Give the entries back exactly, dropping each image.

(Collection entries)
· · · · · · ·

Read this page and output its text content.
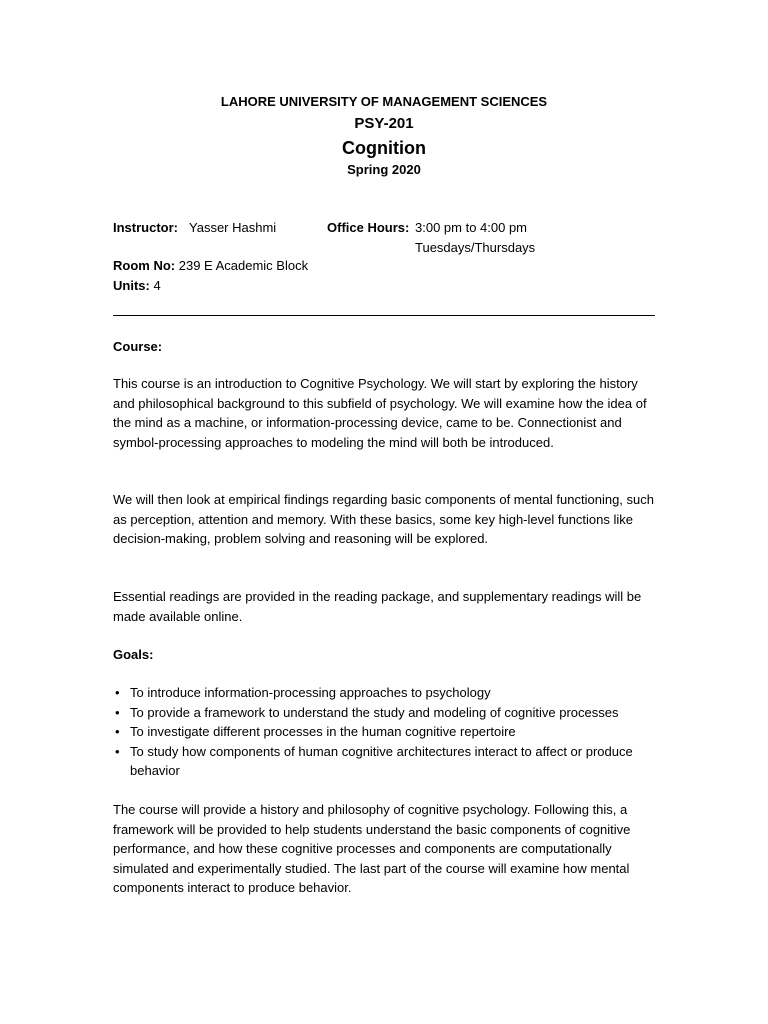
LAHORE UNIVERSITY OF MANAGEMENT SCIENCES
PSY-201
Cognition
Spring 2020
Instructor: Yasser Hashmi	Office Hours: 3:00 pm to 4:00 pm
Tuesdays/Thursdays
Room No: 239 E Academic Block
Units: 4
Course:
This course is an introduction to Cognitive Psychology. We will start by exploring the history and philosophical background to this subfield of psychology. We will examine how the idea of the mind as a machine, or information-processing device, came to be. Connectionist and symbol-processing approaches to modeling the mind will both be introduced.
We will then look at empirical findings regarding basic components of mental functioning, such as perception, attention and memory. With these basics, some key high-level functions like decision-making, problem solving and reasoning will be explored.
Essential readings are provided in the reading package, and supplementary readings will be made available online.
Goals:
• To introduce information-processing approaches to psychology
• To provide a framework to understand the study and modeling of cognitive processes
• To investigate different processes in the human cognitive repertoire
• To study how components of human cognitive architectures interact to affect or produce behavior
The course will provide a history and philosophy of cognitive psychology. Following this, a framework will be provided to help students understand the basic components of cognitive performance, and how these cognitive processes and components are computationally simulated and experimentally studied. The last part of the course will examine how mental components interact to produce behavior.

· · · · · · ·

» **The result**:
Read this page and output its text content.
LAHORE UNIVERSITY OF MANAGEMENT SCIENCES
PSY-201
Cognition
Spring 2020
Instructor: Yasser Hashmi	Office Hours: 3:00 pm to 4:00 pm
Tuesdays/Thursdays
Room No: 239 E Academic Block
Units: 4
Course:
This course is an introduction to Cognitive Psychology. We will start by exploring the history and philosophical background to this subfield of psychology. We will examine how the idea of the mind as a machine, or information-processing device, came to be. Connectionist and symbol-processing approaches to modeling the mind will both be introduced.
We will then look at empirical findings regarding basic components of mental functioning, such as perception, attention and memory. With these basics, some key high-level functions like decision-making, problem solving and reasoning will be explored.
Essential readings are provided in the reading package, and supplementary readings will be made available online.
Goals:
• To introduce information-processing approaches to psychology
• To provide a framework to understand the study and modeling of cognitive processes
• To investigate different processes in the human cognitive repertoire
• To study how components of human cognitive architectures interact to affect or produce behavior
The course will provide a history and philosophy of cognitive psychology. Following this, a framework will be provided to help students understand the basic components of cognitive performance, and how these cognitive processes and components are computationally simulated and experimentally studied. The last part of the course will examine how mental components interact to produce behavior.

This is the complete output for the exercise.